Exercise brief:
Identify the lines that contain the string "dash", then copy each of them.

##### Record list

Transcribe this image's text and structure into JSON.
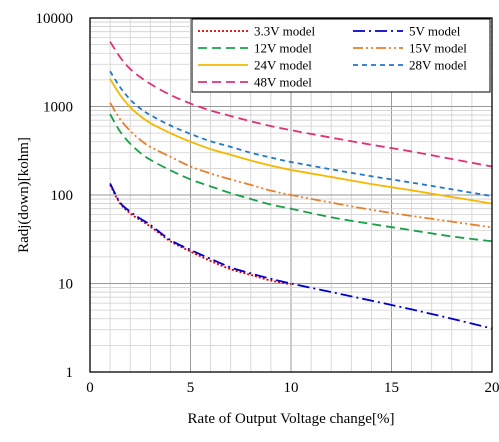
{
  "chart_data": {
    "type": "line",
    "title": "",
    "xlabel": "Rate of Output Voltage change[%]",
    "ylabel": "Radj(down)[kohm]",
    "xlim": [
      0,
      20
    ],
    "ylim": [
      1,
      10000
    ],
    "yscale": "log",
    "grid": true,
    "legend_position": "top-right",
    "x_ticks": [
      "0",
      "5",
      "10",
      "15",
      "20"
    ],
    "y_ticks": [
      "1",
      "10",
      "100",
      "1000",
      "10000"
    ],
    "series": [
      {
        "name": "3.3V model",
        "color": "#e00000",
        "dash": "dotted",
        "x": [
          1,
          1.5,
          2,
          2.5,
          3,
          4,
          5,
          6,
          7,
          8,
          9,
          10
        ],
        "y": [
          130,
          80,
          62,
          52,
          44,
          30,
          23,
          18,
          14.5,
          12.5,
          10.8,
          9.8
        ]
      },
      {
        "name": "5V model",
        "color": "#0000cc",
        "dash": "dashdot",
        "x": [
          1,
          1.5,
          2,
          2.5,
          3,
          4,
          5,
          6,
          7,
          8,
          9,
          10,
          12,
          14,
          16,
          18,
          20
        ],
        "y": [
          135,
          82,
          65,
          54,
          46,
          31,
          24,
          19,
          15.2,
          13,
          11.3,
          10,
          8,
          6.4,
          5.1,
          4,
          3.1
        ]
      },
      {
        "name": "12V model",
        "color": "#1aa04a",
        "dash": "dash",
        "x": [
          1,
          1.5,
          2,
          2.5,
          3,
          4,
          5,
          6,
          7,
          8,
          9,
          10,
          12,
          14,
          16,
          18,
          20
        ],
        "y": [
          820,
          520,
          380,
          300,
          250,
          190,
          150,
          125,
          105,
          90,
          78,
          70,
          56,
          47,
          40,
          34,
          30
        ]
      },
      {
        "name": "15V model",
        "color": "#e87f2a",
        "dash": "dashdotdot",
        "x": [
          1,
          1.5,
          2,
          2.5,
          3,
          4,
          5,
          6,
          7,
          8,
          9,
          10,
          12,
          14,
          16,
          18,
          20
        ],
        "y": [
          1100,
          720,
          530,
          420,
          350,
          270,
          210,
          175,
          150,
          130,
          112,
          100,
          82,
          68,
          58,
          50,
          43
        ]
      },
      {
        "name": "24V model",
        "color": "#f5b800",
        "dash": "solid",
        "x": [
          1,
          1.5,
          2,
          2.5,
          3,
          4,
          5,
          6,
          7,
          8,
          9,
          10,
          12,
          14,
          16,
          18,
          20
        ],
        "y": [
          2050,
          1350,
          980,
          780,
          650,
          500,
          400,
          330,
          285,
          245,
          215,
          192,
          160,
          133,
          113,
          95,
          80
        ]
      },
      {
        "name": "28V model",
        "color": "#1f78c8",
        "dash": "shortdash",
        "x": [
          1,
          1.5,
          2,
          2.5,
          3,
          4,
          5,
          6,
          7,
          8,
          9,
          10,
          12,
          14,
          16,
          18,
          20
        ],
        "y": [
          2500,
          1650,
          1200,
          950,
          800,
          610,
          490,
          405,
          350,
          300,
          265,
          236,
          195,
          163,
          138,
          116,
          97
        ]
      },
      {
        "name": "48V model",
        "color": "#e0307a",
        "dash": "dash",
        "x": [
          1,
          1.5,
          2,
          2.5,
          3,
          4,
          5,
          6,
          7,
          8,
          9,
          10,
          12,
          14,
          16,
          18,
          20
        ],
        "y": [
          5400,
          3600,
          2650,
          2150,
          1800,
          1350,
          1080,
          900,
          780,
          680,
          600,
          540,
          445,
          370,
          310,
          255,
          210
        ]
      }
    ]
  }
}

##########

Task output:
        "dash": "dotted",
        "dash": "dashdot",
        "dash": "dash",
        "dash": "dashdotdot",
        "dash": "solid",
        "dash": "shortdash",
        "dash": "dash",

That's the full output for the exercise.